Given task =>
Locate the lines that hold the string "structure". Copy every such line.

>> Start Records shown

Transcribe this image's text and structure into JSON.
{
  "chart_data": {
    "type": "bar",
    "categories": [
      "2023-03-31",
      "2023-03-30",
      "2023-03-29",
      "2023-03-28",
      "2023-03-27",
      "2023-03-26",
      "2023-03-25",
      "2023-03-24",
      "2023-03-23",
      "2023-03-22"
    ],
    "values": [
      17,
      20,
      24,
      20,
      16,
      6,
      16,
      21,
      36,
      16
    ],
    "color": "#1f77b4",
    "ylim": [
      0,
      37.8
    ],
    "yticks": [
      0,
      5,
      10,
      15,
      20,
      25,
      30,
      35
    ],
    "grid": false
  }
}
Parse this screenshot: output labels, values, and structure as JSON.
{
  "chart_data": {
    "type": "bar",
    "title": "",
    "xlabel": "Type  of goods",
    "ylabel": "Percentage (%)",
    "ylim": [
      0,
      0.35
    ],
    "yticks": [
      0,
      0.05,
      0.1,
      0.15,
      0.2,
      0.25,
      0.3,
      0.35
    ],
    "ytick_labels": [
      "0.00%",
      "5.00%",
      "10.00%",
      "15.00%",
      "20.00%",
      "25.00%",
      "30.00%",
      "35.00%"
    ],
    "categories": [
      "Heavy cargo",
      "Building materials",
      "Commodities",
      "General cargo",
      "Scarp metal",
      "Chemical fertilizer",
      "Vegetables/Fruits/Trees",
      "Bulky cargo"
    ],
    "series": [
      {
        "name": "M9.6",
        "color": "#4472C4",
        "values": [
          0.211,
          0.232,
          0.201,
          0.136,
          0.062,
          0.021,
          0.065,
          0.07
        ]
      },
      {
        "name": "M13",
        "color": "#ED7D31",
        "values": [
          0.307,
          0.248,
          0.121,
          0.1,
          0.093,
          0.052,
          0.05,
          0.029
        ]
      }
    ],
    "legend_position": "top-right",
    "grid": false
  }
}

>> End Records shown

Response to the exercise =>
Transcribe this image's text and structure into JSON.
Parse this screenshot: output labels, values, and structure as JSON.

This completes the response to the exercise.